━━━ Exercise material ━━━

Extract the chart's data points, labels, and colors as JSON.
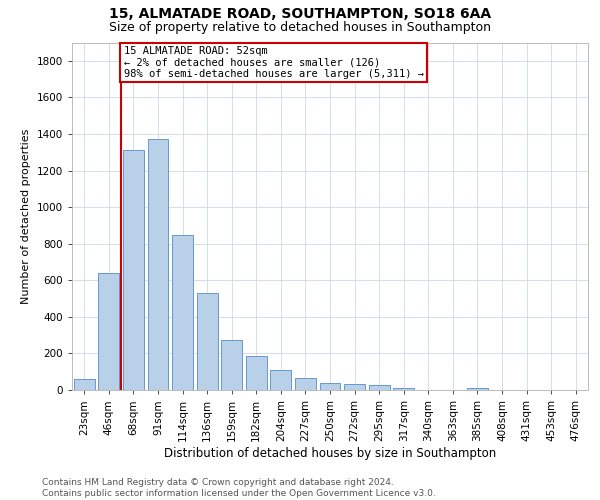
{
  "title1": "15, ALMATADE ROAD, SOUTHAMPTON, SO18 6AA",
  "title2": "Size of property relative to detached houses in Southampton",
  "xlabel": "Distribution of detached houses by size in Southampton",
  "ylabel": "Number of detached properties",
  "categories": [
    "23sqm",
    "46sqm",
    "68sqm",
    "91sqm",
    "114sqm",
    "136sqm",
    "159sqm",
    "182sqm",
    "204sqm",
    "227sqm",
    "250sqm",
    "272sqm",
    "295sqm",
    "317sqm",
    "340sqm",
    "363sqm",
    "385sqm",
    "408sqm",
    "431sqm",
    "453sqm",
    "476sqm"
  ],
  "values": [
    60,
    640,
    1310,
    1375,
    845,
    530,
    275,
    185,
    110,
    65,
    38,
    35,
    25,
    10,
    0,
    0,
    10,
    0,
    0,
    0,
    0
  ],
  "bar_color": "#b8d0e8",
  "bar_edge_color": "#6699cc",
  "vline_x": 1.5,
  "vline_color": "#cc0000",
  "box_text_line1": "15 ALMATADE ROAD: 52sqm",
  "box_text_line2": "← 2% of detached houses are smaller (126)",
  "box_text_line3": "98% of semi-detached houses are larger (5,311) →",
  "box_color": "#cc0000",
  "box_bg": "#ffffff",
  "ylim": [
    0,
    1900
  ],
  "yticks": [
    0,
    200,
    400,
    600,
    800,
    1000,
    1200,
    1400,
    1600,
    1800
  ],
  "footer1": "Contains HM Land Registry data © Crown copyright and database right 2024.",
  "footer2": "Contains public sector information licensed under the Open Government Licence v3.0.",
  "grid_color": "#ccd9e8",
  "title1_fontsize": 10,
  "title2_fontsize": 9,
  "xlabel_fontsize": 8.5,
  "ylabel_fontsize": 8,
  "tick_fontsize": 7.5,
  "footer_fontsize": 6.5,
  "annotation_fontsize": 7.5
}
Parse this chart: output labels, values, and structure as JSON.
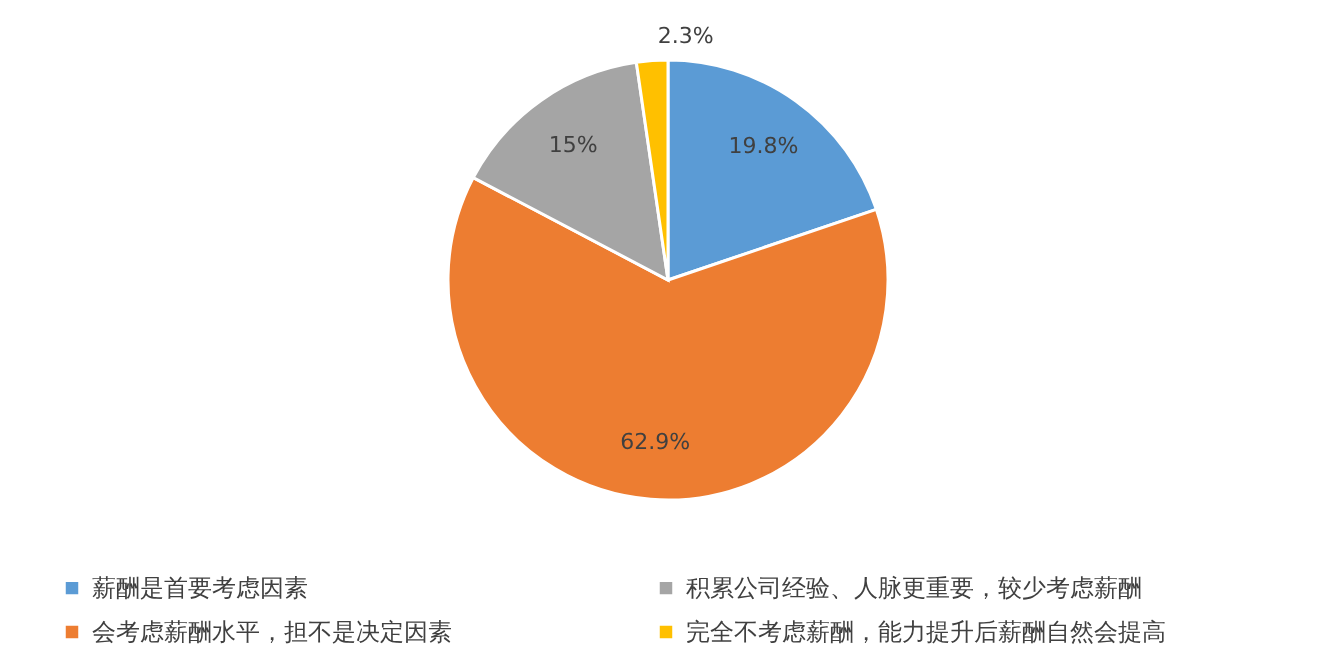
{
  "chart_data": {
    "type": "pie",
    "categories": [
      "薪酬是首要考虑因素",
      "会考虑薪酬水平，担不是决定因素",
      "积累公司经验、人脉更重要，较少考虑薪酬",
      "完全不考虑薪酬，能力提升后薪酬自然会提高"
    ],
    "values": [
      19.8,
      62.9,
      15,
      2.3
    ],
    "colors": [
      "#5b9bd5",
      "#ed7d31",
      "#a5a5a5",
      "#ffc000"
    ],
    "value_labels": [
      "19.8%",
      "62.9%",
      "15%",
      "2.3%"
    ],
    "legend": "bottom"
  }
}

━━━

Prompt: Only a number is needed: how many lines of the material above contain "colors"?

Exercise result: 2